— Objective —
Transcribe the listing exactly, leaving out every picture.

— Provided information —
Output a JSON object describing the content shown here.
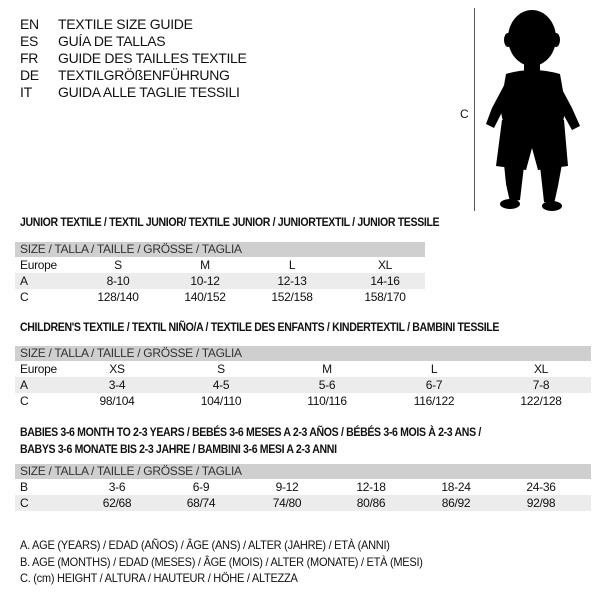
{
  "languages": [
    {
      "code": "EN",
      "text": "TEXTILE SIZE GUIDE"
    },
    {
      "code": "ES",
      "text": "GUÍA DE TALLAS"
    },
    {
      "code": "FR",
      "text": "GUIDE DES TAILLES TEXTILE"
    },
    {
      "code": "DE",
      "text": "TEXTILGRÖßENFÜHRUNG"
    },
    {
      "code": "IT",
      "text": "GUIDA ALLE TAGLIE TESSILI"
    }
  ],
  "figure": {
    "measure_label": "C",
    "icon": "child-silhouette-icon"
  },
  "size_header": "SIZE / TALLA / TAILLE / GRÖSSE / TAGLIA",
  "junior": {
    "title": "JUNIOR TEXTILE / TEXTIL JUNIOR/ TEXTILE JUNIOR / JUNIORTEXTIL / JUNIOR TESSILE",
    "rows": [
      {
        "label": "Europe",
        "values": [
          "S",
          "M",
          "L",
          "XL"
        ]
      },
      {
        "label": "A",
        "values": [
          "8-10",
          "10-12",
          "12-13",
          "14-16"
        ]
      },
      {
        "label": "C",
        "values": [
          "128/140",
          "140/152",
          "152/158",
          "158/170"
        ]
      }
    ]
  },
  "children": {
    "title": "CHILDREN'S TEXTILE / TEXTIL NIÑO/A / TEXTILE DES ENFANTS / KINDERTEXTIL / BAMBINI TESSILE",
    "rows": [
      {
        "label": "Europe",
        "values": [
          "XS",
          "S",
          "M",
          "L",
          "XL"
        ]
      },
      {
        "label": "A",
        "values": [
          "3-4",
          "4-5",
          "5-6",
          "6-7",
          "7-8"
        ]
      },
      {
        "label": "C",
        "values": [
          "98/104",
          "104/110",
          "110/116",
          "116/122",
          "122/128"
        ]
      }
    ]
  },
  "babies": {
    "title_line1": "BABIES 3-6 MONTH TO 2-3 YEARS / BEBÉS 3-6 MESES A 2-3 AÑOS / BÉBÉS 3-6 MOIS À 2-3 ANS /",
    "title_line2": "BABYS 3-6 MONATE BIS 2-3 JAHRE / BAMBINI 3-6 MESI A 2-3 ANNI",
    "rows": [
      {
        "label": "B",
        "values": [
          "3-6",
          "6-9",
          "9-12",
          "12-18",
          "18-24",
          "24-36"
        ]
      },
      {
        "label": "C",
        "values": [
          "62/68",
          "68/74",
          "74/80",
          "80/86",
          "86/92",
          "92/98"
        ]
      }
    ]
  },
  "notes": [
    "A. AGE (YEARS) / EDAD (AÑOS) / ÂGE (ANS) / ALTER (JAHRE) / ETÀ (ANNI)",
    "B. AGE (MONTHS) / EDAD (MESES) / ÂGE (MOIS) / ALTER (MONATE) / ETÀ (MESI)",
    "C. (cm) HEIGHT / ALTURA / HAUTEUR / HÖHE / ALTEZZA"
  ]
}
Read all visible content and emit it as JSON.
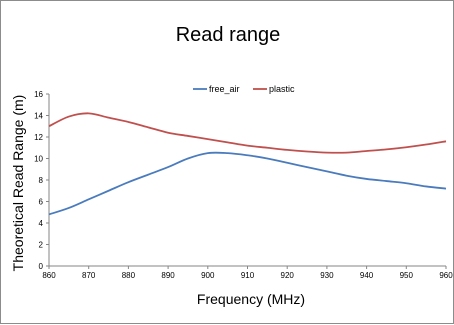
{
  "chart_data": {
    "type": "line",
    "title": "Read range",
    "xlabel": "Frequency (MHz)",
    "ylabel": "Theoretical Read Range (m)",
    "xlim": [
      860,
      960
    ],
    "ylim": [
      0,
      16
    ],
    "x_ticks": [
      "860",
      "870",
      "880",
      "890",
      "900",
      "910",
      "920",
      "930",
      "940",
      "950",
      "960"
    ],
    "y_ticks": [
      "0",
      "2",
      "4",
      "6",
      "8",
      "10",
      "12",
      "14",
      "16"
    ],
    "x": [
      860,
      865,
      870,
      875,
      880,
      885,
      890,
      895,
      900,
      905,
      910,
      915,
      920,
      925,
      930,
      935,
      940,
      945,
      950,
      955,
      960
    ],
    "series": [
      {
        "name": "free_air",
        "color": "#4a7bbd",
        "values": [
          4.8,
          5.4,
          6.2,
          7.0,
          7.8,
          8.5,
          9.2,
          10.0,
          10.5,
          10.5,
          10.3,
          10.0,
          9.6,
          9.2,
          8.8,
          8.4,
          8.1,
          7.9,
          7.7,
          7.4,
          7.2
        ]
      },
      {
        "name": "plastic",
        "color": "#c0504d",
        "values": [
          13.0,
          13.9,
          14.2,
          13.8,
          13.4,
          12.9,
          12.4,
          12.1,
          11.8,
          11.5,
          11.2,
          11.0,
          10.8,
          10.65,
          10.55,
          10.55,
          10.7,
          10.85,
          11.05,
          11.3,
          11.6
        ]
      }
    ],
    "legend_position": "top-center",
    "grid": false
  }
}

— Task result —
Output a JSON object describing the content shown here.
{
  "languages": [
    {
      "code": "EN",
      "text": "TEXTILE SIZE GUIDE"
    },
    {
      "code": "ES",
      "text": "GUÍA DE TALLAS"
    },
    {
      "code": "FR",
      "text": "GUIDE DES TAILLES TEXTILE"
    },
    {
      "code": "DE",
      "text": "TEXTILGRÖßENFÜHRUNG"
    },
    {
      "code": "IT",
      "text": "GUIDA ALLE TAGLIE TESSILI"
    }
  ],
  "figure": {
    "measure_label": "C",
    "icon": "child-silhouette-icon"
  },
  "size_header": "SIZE / TALLA / TAILLE / GRÖSSE / TAGLIA",
  "junior": {
    "title": "JUNIOR TEXTILE / TEXTIL JUNIOR/ TEXTILE JUNIOR / JUNIORTEXTIL / JUNIOR TESSILE",
    "rows": [
      {
        "label": "Europe",
        "values": [
          "S",
          "M",
          "L",
          "XL"
        ]
      },
      {
        "label": "A",
        "values": [
          "8-10",
          "10-12",
          "12-13",
          "14-16"
        ]
      },
      {
        "label": "C",
        "values": [
          "128/140",
          "140/152",
          "152/158",
          "158/170"
        ]
      }
    ]
  },
  "children": {
    "title": "CHILDREN'S TEXTILE / TEXTIL NIÑO/A / TEXTILE DES ENFANTS / KINDERTEXTIL / BAMBINI TESSILE",
    "rows": [
      {
        "label": "Europe",
        "values": [
          "XS",
          "S",
          "M",
          "L",
          "XL"
        ]
      },
      {
        "label": "A",
        "values": [
          "3-4",
          "4-5",
          "5-6",
          "6-7",
          "7-8"
        ]
      },
      {
        "label": "C",
        "values": [
          "98/104",
          "104/110",
          "110/116",
          "116/122",
          "122/128"
        ]
      }
    ]
  },
  "babies": {
    "title_line1": "BABIES 3-6 MONTH TO 2-3 YEARS / BEBÉS 3-6 MESES A 2-3 AÑOS / BÉBÉS 3-6 MOIS À 2-3 ANS /",
    "title_line2": "BABYS 3-6 MONATE BIS 2-3 JAHRE / BAMBINI 3-6 MESI A 2-3 ANNI",
    "rows": [
      {
        "label": "B",
        "values": [
          "3-6",
          "6-9",
          "9-12",
          "12-18",
          "18-24",
          "24-36"
        ]
      },
      {
        "label": "C",
        "values": [
          "62/68",
          "68/74",
          "74/80",
          "80/86",
          "86/92",
          "92/98"
        ]
      }
    ]
  },
  "notes": [
    "A. AGE (YEARS) / EDAD (AÑOS) / ÂGE (ANS) / ALTER (JAHRE) / ETÀ (ANNI)",
    "B. AGE (MONTHS) / EDAD (MESES) / ÂGE (MOIS) / ALTER (MONATE) / ETÀ (MESI)",
    "C. (cm) HEIGHT / ALTURA / HAUTEUR / HÖHE / ALTEZZA"
  ]
}
Read all visible content and emit it as JSON.
{
  "chart_data": {
    "type": "line",
    "title": "Read range",
    "xlabel": "Frequency (MHz)",
    "ylabel": "Theoretical Read Range (m)",
    "xlim": [
      860,
      960
    ],
    "ylim": [
      0,
      16
    ],
    "x_ticks": [
      "860",
      "870",
      "880",
      "890",
      "900",
      "910",
      "920",
      "930",
      "940",
      "950",
      "960"
    ],
    "y_ticks": [
      "0",
      "2",
      "4",
      "6",
      "8",
      "10",
      "12",
      "14",
      "16"
    ],
    "x": [
      860,
      865,
      870,
      875,
      880,
      885,
      890,
      895,
      900,
      905,
      910,
      915,
      920,
      925,
      930,
      935,
      940,
      945,
      950,
      955,
      960
    ],
    "series": [
      {
        "name": "free_air",
        "color": "#4a7bbd",
        "values": [
          4.8,
          5.4,
          6.2,
          7.0,
          7.8,
          8.5,
          9.2,
          10.0,
          10.5,
          10.5,
          10.3,
          10.0,
          9.6,
          9.2,
          8.8,
          8.4,
          8.1,
          7.9,
          7.7,
          7.4,
          7.2
        ]
      },
      {
        "name": "plastic",
        "color": "#c0504d",
        "values": [
          13.0,
          13.9,
          14.2,
          13.8,
          13.4,
          12.9,
          12.4,
          12.1,
          11.8,
          11.5,
          11.2,
          11.0,
          10.8,
          10.65,
          10.55,
          10.55,
          10.7,
          10.85,
          11.05,
          11.3,
          11.6
        ]
      }
    ],
    "legend_position": "top-center",
    "grid": false
  }
}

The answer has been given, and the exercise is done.